-- Begin --

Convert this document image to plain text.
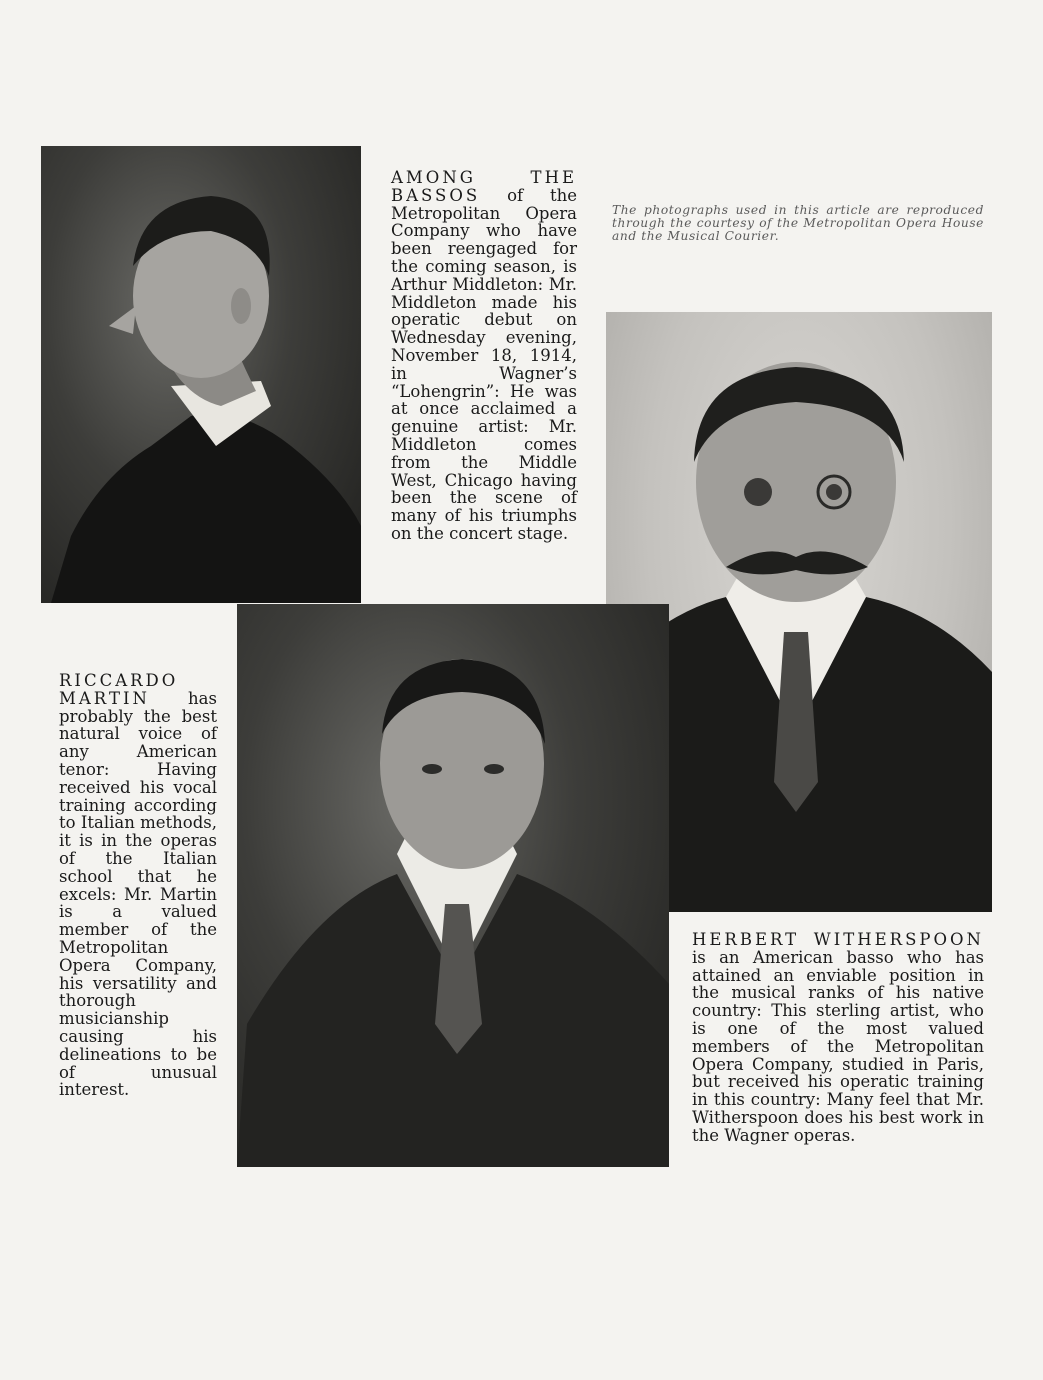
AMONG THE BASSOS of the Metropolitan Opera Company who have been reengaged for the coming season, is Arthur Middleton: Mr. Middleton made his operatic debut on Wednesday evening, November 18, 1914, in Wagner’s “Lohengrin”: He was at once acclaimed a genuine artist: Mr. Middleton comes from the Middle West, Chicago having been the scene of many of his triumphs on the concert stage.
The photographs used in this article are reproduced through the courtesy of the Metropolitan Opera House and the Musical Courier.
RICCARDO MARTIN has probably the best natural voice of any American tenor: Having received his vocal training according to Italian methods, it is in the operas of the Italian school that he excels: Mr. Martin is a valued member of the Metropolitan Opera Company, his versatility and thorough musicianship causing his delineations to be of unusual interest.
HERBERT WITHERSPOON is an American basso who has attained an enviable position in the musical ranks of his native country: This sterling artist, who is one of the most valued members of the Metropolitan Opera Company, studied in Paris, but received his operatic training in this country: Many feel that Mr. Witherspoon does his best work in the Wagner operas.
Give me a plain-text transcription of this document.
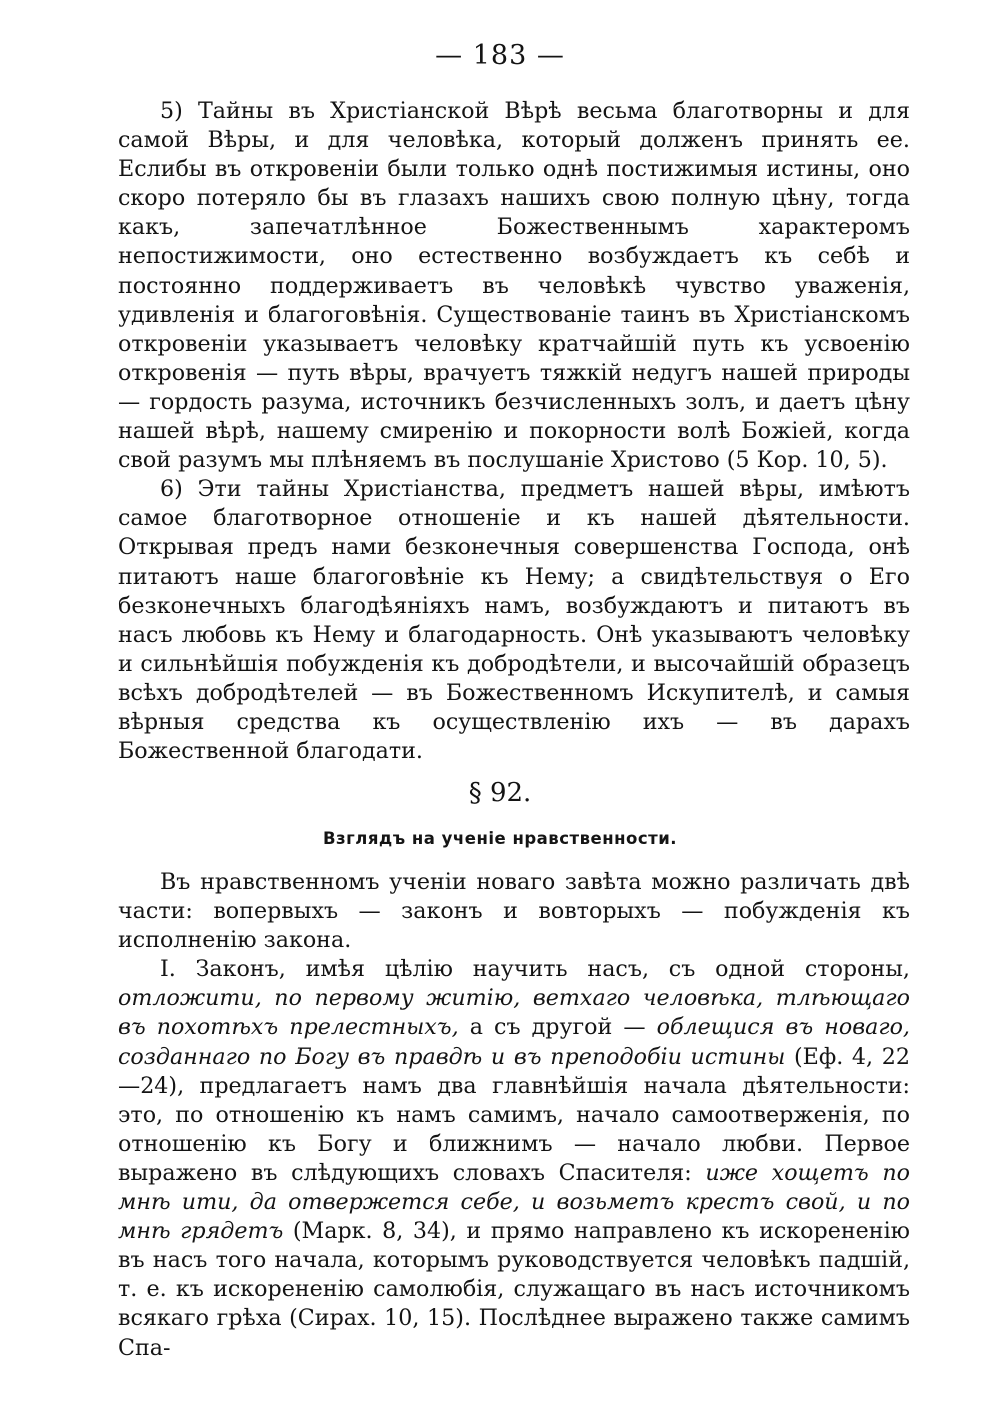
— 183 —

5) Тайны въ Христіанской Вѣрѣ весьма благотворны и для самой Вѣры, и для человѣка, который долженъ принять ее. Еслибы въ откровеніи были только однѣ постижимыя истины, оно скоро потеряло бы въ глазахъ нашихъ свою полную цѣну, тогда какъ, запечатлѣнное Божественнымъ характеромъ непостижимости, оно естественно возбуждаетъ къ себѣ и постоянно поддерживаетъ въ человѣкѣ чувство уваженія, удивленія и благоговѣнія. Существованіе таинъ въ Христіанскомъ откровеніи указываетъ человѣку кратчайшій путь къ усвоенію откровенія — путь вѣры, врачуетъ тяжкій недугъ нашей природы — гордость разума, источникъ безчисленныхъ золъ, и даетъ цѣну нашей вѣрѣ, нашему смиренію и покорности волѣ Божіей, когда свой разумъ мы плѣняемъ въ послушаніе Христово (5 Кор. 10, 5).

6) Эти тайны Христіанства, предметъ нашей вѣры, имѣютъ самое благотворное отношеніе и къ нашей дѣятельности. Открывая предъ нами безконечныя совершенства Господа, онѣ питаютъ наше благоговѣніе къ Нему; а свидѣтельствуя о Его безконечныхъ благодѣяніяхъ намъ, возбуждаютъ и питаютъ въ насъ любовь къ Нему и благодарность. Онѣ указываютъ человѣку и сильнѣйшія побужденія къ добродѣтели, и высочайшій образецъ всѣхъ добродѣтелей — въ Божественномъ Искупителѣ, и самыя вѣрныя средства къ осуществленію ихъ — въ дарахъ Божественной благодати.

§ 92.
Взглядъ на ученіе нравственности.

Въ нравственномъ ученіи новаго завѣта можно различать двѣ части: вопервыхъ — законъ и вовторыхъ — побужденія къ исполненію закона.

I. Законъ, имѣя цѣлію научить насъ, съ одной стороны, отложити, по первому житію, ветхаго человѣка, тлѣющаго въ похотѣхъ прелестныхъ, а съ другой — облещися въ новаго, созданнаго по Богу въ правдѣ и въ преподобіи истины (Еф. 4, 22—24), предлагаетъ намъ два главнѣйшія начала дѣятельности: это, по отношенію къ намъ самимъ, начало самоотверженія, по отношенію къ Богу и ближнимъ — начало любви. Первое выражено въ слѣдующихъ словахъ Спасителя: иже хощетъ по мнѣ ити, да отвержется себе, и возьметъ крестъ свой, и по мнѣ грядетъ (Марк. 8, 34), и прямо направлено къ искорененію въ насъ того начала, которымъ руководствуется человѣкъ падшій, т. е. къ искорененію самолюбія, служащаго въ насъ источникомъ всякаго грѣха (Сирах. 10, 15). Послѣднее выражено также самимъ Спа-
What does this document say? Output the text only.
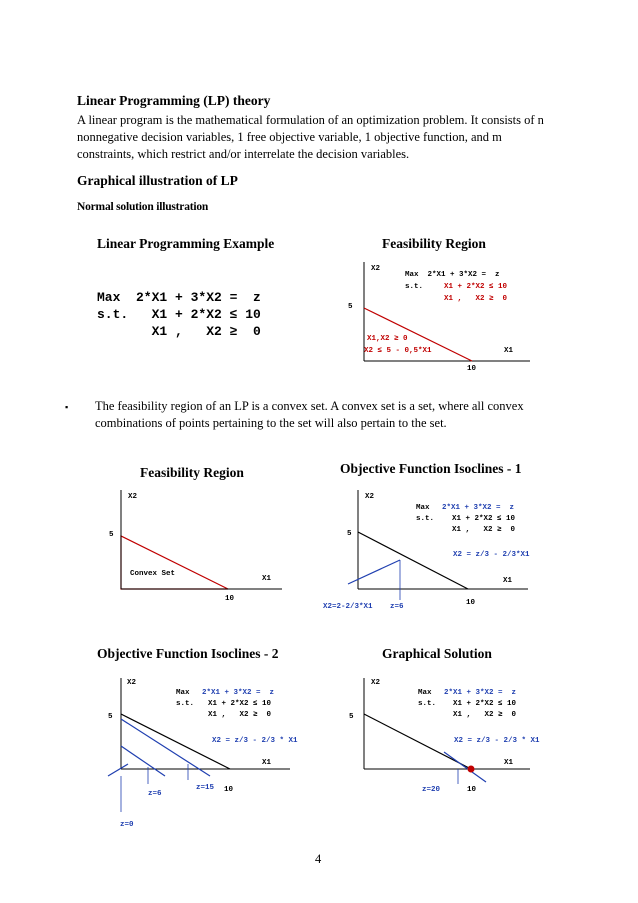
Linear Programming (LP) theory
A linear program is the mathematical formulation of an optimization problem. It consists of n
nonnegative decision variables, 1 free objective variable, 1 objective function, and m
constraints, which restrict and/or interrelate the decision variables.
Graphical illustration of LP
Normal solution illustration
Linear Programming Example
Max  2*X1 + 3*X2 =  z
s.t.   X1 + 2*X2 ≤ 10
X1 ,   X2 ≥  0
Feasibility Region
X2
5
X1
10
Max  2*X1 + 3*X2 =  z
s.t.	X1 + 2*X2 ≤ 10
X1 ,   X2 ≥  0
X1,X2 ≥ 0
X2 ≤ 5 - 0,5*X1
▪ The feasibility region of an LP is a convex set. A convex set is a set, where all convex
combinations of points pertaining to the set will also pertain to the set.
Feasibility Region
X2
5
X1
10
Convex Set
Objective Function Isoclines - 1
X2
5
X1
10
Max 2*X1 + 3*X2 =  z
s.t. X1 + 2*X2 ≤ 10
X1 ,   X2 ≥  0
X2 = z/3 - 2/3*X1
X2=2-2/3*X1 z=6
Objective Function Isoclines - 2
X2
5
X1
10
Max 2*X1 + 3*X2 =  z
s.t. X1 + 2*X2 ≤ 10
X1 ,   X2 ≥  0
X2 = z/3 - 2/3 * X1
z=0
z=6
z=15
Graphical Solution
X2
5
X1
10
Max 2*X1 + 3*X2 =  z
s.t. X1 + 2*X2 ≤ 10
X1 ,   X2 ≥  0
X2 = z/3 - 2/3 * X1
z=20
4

-- End --

• Problem details:
Each line of the data is to be duplicated exactly; pictures stay out of the copy.

• Correct result:
Convert this document image to plain text.
AMONG THE BASSOS of the Metropolitan Opera Company who have been reengaged for the coming season, is Arthur Middleton: Mr. Middleton made his operatic debut on Wednesday evening, November 18, 1914, in Wagner’s “Lohengrin”: He was at once acclaimed a genuine artist: Mr. Middleton comes from the Middle West, Chicago having been the scene of many of his triumphs on the concert stage.
The photographs used in this article are reproduced through the courtesy of the Metropolitan Opera House and the Musical Courier.
RICCARDO MARTIN has probably the best natural voice of any American tenor: Having received his vocal training according to Italian methods, it is in the operas of the Italian school that he excels: Mr. Martin is a valued member of the Metropolitan Opera Company, his versatility and thorough musicianship causing his delineations to be of unusual interest.
HERBERT WITHERSPOON is an American basso who has attained an enviable position in the musical ranks of his native country: This sterling artist, who is one of the most valued members of the Metropolitan Opera Company, studied in Paris, but received his operatic training in this country: Many feel that Mr. Witherspoon does his best work in the Wagner operas.
Give me a plain-text transcription of this document.
— 183 —

5) Тайны въ Христіанской Вѣрѣ весьма благотворны и для самой Вѣры, и для человѣка, который долженъ принять ее. Еслибы въ откровеніи были только однѣ постижимыя истины, оно скоро потеряло бы въ глазахъ нашихъ свою полную цѣну, тогда какъ, запечатлѣнное Божественнымъ характеромъ непостижимости, оно естественно возбуждаетъ къ себѣ и постоянно поддерживаетъ въ человѣкѣ чувство уваженія, удивленія и благоговѣнія. Существованіе таинъ въ Христіанскомъ откровеніи указываетъ человѣку кратчайшій путь къ усвоенію откровенія — путь вѣры, врачуетъ тяжкій недугъ нашей природы — гордость разума, источникъ безчисленныхъ золъ, и даетъ цѣну нашей вѣрѣ, нашему смиренію и покорности волѣ Божіей, когда свой разумъ мы плѣняемъ въ послушаніе Христово (5 Кор. 10, 5).

6) Эти тайны Христіанства, предметъ нашей вѣры, имѣютъ самое благотворное отношеніе и къ нашей дѣятельности. Открывая предъ нами безконечныя совершенства Господа, онѣ питаютъ наше благоговѣніе къ Нему; а свидѣтельствуя о Его безконечныхъ благодѣяніяхъ намъ, возбуждаютъ и питаютъ въ насъ любовь къ Нему и благодарность. Онѣ указываютъ человѣку и сильнѣйшія побужденія къ добродѣтели, и высочайшій образецъ всѣхъ добродѣтелей — въ Божественномъ Искупителѣ, и самыя вѣрныя средства къ осуществленію ихъ — въ дарахъ Божественной благодати.

§ 92.
Взглядъ на ученіе нравственности.

Въ нравственномъ ученіи новаго завѣта можно различать двѣ части: вопервыхъ — законъ и вовторыхъ — побужденія къ исполненію закона.

I. Законъ, имѣя цѣлію научить насъ, съ одной стороны, отложити, по первому житію, ветхаго человѣка, тлѣющаго въ похотѣхъ прелестныхъ, а съ другой — облещися въ новаго, созданнаго по Богу въ правдѣ и въ преподобіи истины (Еф. 4, 22—24), предлагаетъ намъ два главнѣйшія начала дѣятельности: это, по отношенію къ намъ самимъ, начало самоотверженія, по отношенію къ Богу и ближнимъ — начало любви. Первое выражено въ слѣдующихъ словахъ Спасителя: иже хощетъ по мнѣ ити, да отвержется себе, и возьметъ крестъ свой, и по мнѣ грядетъ (Марк. 8, 34), и прямо направлено къ искорененію въ насъ того начала, которымъ руководствуется человѣкъ падшій, т. е. къ искорененію самолюбія, служащаго въ насъ источникомъ всякаго грѣха (Сирах. 10, 15). Послѣднее выражено также самимъ Спа-
What does this document say? Output the text only.
Linear Programming (LP) theory
A linear program is the mathematical formulation of an optimization problem. It consists of n
nonnegative decision variables, 1 free objective variable, 1 objective function, and m
constraints, which restrict and/or interrelate the decision variables.
Graphical illustration of LP
Normal solution illustration
Linear Programming Example
Max  2*X1 + 3*X2 =  z
s.t.   X1 + 2*X2 ≤ 10
X1 ,   X2 ≥  0
Feasibility Region
X2
5
X1
10
Max  2*X1 + 3*X2 =  z
s.t.	X1 + 2*X2 ≤ 10
X1 ,   X2 ≥  0
X1,X2 ≥ 0
X2 ≤ 5 - 0,5*X1
▪ The feasibility region of an LP is a convex set. A convex set is a set, where all convex
combinations of points pertaining to the set will also pertain to the set.
Feasibility Region
X2
5
X1
10
Convex Set
Objective Function Isoclines - 1
X2
5
X1
10
Max 2*X1 + 3*X2 =  z
s.t. X1 + 2*X2 ≤ 10
X1 ,   X2 ≥  0
X2 = z/3 - 2/3*X1
X2=2-2/3*X1 z=6
Objective Function Isoclines - 2
X2
5
X1
10
Max 2*X1 + 3*X2 =  z
s.t. X1 + 2*X2 ≤ 10
X1 ,   X2 ≥  0
X2 = z/3 - 2/3 * X1
z=0
z=6
z=15
Graphical Solution
X2
5
X1
10
Max 2*X1 + 3*X2 =  z
s.t. X1 + 2*X2 ≤ 10
X1 ,   X2 ≥  0
X2 = z/3 - 2/3 * X1
z=20
4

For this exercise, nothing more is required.